*Data listing*:
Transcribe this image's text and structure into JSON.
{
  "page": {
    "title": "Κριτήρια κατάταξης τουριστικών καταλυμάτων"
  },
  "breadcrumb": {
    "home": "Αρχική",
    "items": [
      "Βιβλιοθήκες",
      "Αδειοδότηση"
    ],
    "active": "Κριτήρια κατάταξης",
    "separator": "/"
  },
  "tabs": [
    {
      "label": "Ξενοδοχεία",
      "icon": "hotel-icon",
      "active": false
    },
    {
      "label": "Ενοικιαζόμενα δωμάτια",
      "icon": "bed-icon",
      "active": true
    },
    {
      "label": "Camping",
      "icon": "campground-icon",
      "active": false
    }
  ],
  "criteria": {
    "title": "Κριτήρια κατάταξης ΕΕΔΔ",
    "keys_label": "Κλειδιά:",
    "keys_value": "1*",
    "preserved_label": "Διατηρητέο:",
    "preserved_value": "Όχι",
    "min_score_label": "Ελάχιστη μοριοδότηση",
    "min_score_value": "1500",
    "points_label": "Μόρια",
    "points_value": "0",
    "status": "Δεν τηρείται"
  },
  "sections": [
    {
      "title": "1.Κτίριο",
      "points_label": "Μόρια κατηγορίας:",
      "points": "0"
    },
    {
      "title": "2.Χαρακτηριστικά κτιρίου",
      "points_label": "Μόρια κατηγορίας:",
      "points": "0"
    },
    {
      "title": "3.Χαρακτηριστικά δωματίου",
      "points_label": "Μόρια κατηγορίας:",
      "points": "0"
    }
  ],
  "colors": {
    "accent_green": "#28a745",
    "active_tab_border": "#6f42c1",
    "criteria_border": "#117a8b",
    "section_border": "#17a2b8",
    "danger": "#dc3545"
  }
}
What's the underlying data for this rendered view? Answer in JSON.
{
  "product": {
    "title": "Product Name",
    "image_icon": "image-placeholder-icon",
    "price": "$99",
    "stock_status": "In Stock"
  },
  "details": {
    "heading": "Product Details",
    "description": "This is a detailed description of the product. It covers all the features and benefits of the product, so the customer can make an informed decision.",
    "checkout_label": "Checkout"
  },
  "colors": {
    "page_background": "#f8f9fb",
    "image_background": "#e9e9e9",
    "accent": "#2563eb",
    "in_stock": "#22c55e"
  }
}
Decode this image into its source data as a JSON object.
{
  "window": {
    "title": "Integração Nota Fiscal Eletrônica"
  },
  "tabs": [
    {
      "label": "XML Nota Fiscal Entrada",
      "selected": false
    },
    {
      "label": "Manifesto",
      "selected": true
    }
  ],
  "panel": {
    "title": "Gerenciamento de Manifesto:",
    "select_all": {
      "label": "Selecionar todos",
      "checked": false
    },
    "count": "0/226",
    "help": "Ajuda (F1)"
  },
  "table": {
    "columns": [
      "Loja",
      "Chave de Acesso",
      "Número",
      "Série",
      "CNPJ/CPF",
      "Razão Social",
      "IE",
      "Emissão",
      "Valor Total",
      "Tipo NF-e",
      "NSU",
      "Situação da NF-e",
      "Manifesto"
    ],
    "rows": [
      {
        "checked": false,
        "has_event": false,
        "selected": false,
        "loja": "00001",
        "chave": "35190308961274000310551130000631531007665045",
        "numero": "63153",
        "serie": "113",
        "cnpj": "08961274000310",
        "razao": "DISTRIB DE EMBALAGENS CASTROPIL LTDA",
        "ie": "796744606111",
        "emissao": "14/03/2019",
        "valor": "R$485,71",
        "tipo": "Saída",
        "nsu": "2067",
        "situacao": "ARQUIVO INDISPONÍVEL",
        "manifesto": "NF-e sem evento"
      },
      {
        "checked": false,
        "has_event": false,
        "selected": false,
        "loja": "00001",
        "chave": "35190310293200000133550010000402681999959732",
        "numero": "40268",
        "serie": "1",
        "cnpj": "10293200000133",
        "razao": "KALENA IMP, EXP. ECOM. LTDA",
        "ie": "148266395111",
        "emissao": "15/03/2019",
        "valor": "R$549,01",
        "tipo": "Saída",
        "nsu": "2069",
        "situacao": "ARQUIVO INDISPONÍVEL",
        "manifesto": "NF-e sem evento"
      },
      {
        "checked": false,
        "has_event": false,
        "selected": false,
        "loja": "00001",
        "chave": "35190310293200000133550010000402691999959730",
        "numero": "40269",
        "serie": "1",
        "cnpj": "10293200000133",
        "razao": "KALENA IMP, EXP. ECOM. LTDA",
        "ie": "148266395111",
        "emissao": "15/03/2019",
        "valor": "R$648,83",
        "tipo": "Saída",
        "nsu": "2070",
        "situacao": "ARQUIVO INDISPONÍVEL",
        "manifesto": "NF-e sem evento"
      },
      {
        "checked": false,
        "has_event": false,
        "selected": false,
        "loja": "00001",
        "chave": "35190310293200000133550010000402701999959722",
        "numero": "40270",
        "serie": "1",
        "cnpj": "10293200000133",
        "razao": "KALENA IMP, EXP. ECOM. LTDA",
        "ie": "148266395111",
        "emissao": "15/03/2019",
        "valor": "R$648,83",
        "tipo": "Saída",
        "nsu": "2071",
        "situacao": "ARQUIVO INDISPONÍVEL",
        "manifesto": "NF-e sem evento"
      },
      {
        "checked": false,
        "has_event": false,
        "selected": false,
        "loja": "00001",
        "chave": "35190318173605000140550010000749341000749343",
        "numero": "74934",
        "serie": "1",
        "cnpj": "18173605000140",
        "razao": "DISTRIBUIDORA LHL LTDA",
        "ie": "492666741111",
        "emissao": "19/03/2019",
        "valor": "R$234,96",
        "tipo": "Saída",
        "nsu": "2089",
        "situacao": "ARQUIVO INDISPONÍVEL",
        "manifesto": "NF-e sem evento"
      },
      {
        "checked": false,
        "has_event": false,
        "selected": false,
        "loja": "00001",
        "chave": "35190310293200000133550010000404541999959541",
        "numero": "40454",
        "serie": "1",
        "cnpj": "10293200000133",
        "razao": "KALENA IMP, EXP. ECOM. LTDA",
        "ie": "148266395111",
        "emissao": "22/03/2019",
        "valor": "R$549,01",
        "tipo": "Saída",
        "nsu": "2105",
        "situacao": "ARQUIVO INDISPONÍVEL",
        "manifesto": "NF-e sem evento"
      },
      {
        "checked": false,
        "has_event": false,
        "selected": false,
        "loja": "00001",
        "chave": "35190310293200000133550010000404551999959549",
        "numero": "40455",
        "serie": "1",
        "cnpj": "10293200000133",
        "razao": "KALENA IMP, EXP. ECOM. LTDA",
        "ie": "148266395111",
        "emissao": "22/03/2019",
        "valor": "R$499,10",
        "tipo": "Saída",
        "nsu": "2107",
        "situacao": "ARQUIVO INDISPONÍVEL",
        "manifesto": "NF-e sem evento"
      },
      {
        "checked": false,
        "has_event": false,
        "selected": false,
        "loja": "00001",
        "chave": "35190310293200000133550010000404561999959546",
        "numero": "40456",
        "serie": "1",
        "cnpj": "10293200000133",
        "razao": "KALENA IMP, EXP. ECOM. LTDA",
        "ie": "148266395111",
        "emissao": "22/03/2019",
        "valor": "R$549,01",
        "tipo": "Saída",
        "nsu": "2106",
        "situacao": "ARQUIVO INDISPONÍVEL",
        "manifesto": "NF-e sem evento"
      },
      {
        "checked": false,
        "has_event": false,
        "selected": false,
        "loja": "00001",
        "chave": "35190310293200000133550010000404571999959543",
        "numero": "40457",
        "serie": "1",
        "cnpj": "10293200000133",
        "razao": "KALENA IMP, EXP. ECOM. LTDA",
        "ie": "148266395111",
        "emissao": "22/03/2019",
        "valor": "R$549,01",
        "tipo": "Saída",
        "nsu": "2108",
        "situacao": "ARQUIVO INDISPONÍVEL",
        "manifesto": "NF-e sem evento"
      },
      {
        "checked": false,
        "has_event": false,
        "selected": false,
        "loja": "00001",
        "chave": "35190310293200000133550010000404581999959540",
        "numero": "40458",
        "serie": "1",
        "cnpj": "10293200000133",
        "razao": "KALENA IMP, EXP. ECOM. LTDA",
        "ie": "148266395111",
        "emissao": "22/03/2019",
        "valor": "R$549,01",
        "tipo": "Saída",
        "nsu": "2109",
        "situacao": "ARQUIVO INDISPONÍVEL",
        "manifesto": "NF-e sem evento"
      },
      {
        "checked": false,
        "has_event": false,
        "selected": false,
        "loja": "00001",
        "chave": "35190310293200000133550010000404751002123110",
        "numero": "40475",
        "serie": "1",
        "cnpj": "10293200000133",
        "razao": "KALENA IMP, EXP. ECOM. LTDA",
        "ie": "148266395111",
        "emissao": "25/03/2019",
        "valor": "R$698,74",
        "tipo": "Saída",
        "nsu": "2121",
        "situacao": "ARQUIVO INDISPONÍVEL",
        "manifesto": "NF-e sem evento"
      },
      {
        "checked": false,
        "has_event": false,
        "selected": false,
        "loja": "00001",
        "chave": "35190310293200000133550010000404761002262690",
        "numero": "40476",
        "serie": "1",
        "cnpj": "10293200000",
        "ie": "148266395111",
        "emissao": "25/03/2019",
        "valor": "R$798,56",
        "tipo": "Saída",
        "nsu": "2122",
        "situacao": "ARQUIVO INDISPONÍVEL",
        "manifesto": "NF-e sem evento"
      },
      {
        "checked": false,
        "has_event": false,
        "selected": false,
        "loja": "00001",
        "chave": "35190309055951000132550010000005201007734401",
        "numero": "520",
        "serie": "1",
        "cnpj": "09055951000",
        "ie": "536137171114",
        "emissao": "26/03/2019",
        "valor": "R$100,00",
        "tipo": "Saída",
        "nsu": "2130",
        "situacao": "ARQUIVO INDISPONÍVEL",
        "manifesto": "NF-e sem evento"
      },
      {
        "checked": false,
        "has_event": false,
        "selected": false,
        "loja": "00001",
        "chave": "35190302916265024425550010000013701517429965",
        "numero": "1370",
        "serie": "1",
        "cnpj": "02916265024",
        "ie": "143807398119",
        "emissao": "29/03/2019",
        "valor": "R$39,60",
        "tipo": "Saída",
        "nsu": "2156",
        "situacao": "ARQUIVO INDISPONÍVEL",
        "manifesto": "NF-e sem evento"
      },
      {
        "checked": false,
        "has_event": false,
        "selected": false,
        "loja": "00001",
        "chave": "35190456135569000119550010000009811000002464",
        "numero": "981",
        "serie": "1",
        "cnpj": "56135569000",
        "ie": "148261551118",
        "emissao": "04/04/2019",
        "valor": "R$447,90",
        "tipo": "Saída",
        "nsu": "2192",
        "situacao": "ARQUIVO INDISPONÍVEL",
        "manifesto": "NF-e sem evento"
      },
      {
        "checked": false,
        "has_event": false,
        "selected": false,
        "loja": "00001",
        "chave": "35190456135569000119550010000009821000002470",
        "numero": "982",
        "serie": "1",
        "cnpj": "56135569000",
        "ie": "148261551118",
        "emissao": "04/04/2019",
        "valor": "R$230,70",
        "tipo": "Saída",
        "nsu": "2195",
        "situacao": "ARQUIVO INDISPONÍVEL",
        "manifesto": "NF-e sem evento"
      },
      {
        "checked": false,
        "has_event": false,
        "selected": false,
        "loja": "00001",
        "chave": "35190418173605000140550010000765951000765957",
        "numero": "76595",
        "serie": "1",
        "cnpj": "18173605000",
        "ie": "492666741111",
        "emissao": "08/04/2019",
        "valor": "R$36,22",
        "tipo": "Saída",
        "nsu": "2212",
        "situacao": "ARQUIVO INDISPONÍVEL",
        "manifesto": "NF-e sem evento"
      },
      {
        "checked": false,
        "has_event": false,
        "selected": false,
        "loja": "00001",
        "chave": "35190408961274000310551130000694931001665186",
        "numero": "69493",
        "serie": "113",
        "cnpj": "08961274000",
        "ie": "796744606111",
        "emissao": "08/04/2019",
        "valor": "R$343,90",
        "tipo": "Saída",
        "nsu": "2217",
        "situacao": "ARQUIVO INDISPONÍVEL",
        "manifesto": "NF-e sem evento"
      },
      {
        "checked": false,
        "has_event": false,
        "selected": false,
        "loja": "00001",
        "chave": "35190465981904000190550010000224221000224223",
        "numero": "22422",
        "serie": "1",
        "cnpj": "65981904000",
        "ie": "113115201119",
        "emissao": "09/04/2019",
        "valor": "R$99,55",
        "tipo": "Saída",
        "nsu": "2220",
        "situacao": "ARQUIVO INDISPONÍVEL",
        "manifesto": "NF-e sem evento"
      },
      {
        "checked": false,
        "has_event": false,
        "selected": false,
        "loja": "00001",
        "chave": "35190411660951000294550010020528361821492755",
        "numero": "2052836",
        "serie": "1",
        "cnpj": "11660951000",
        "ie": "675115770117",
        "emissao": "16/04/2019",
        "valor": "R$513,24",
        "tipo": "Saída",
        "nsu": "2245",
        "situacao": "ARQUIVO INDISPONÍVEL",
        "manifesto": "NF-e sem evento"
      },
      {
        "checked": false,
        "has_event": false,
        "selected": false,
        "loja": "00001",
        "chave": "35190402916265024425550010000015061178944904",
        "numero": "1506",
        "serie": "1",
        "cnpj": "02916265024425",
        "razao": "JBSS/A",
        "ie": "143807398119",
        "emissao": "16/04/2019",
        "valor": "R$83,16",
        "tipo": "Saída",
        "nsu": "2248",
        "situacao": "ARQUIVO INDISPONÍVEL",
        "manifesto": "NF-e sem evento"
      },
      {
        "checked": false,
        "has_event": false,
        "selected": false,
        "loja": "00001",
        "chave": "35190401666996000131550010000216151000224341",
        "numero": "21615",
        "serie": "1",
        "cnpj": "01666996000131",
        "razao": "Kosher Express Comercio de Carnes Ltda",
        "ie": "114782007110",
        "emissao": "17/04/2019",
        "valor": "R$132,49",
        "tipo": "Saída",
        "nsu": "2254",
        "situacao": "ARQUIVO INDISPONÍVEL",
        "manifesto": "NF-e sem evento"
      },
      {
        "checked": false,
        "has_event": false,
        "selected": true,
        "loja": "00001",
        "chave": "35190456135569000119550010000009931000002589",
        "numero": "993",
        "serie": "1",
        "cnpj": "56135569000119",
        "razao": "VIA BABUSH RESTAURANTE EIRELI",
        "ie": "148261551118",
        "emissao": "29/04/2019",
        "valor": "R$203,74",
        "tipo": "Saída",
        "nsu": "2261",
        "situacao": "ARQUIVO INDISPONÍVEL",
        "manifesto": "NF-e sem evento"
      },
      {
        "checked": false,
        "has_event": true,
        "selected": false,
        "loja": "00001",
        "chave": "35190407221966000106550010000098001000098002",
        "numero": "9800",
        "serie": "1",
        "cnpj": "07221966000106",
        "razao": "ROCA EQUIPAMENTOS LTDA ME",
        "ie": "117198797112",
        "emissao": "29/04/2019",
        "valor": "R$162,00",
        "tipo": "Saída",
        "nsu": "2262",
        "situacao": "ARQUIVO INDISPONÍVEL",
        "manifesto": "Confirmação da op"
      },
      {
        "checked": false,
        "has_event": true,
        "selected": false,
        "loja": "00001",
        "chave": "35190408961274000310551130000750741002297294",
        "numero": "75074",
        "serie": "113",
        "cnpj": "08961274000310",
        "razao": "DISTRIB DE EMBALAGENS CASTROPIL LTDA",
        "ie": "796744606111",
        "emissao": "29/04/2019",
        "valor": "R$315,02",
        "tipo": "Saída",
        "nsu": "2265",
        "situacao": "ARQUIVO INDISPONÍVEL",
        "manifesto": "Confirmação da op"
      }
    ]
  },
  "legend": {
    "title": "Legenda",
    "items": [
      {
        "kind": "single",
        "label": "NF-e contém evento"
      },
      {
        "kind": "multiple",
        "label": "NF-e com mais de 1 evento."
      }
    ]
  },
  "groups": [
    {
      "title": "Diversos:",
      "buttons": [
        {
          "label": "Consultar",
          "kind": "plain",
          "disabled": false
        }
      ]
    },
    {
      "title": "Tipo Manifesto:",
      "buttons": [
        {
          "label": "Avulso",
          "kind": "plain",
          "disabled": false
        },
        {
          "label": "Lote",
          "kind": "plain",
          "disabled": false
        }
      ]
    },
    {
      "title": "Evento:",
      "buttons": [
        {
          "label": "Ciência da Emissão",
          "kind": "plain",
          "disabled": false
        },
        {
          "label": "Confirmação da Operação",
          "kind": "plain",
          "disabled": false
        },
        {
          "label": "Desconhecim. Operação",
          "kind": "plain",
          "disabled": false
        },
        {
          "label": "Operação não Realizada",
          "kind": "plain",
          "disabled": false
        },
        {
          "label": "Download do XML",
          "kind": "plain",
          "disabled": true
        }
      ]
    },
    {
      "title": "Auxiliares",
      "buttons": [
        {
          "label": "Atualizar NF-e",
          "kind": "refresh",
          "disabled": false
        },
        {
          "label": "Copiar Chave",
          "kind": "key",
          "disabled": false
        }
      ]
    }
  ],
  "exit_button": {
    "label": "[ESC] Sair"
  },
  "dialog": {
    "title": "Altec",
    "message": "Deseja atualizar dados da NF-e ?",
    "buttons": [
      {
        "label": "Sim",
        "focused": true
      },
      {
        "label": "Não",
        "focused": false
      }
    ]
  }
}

*Goal*: Wherever a line in the data above holds "true", copy that line.

*Result of the task*:
      "active": true
      "selected": true
        "selected": true,
        "has_event": true,
        "has_event": true,
          "disabled": true
        "focused": true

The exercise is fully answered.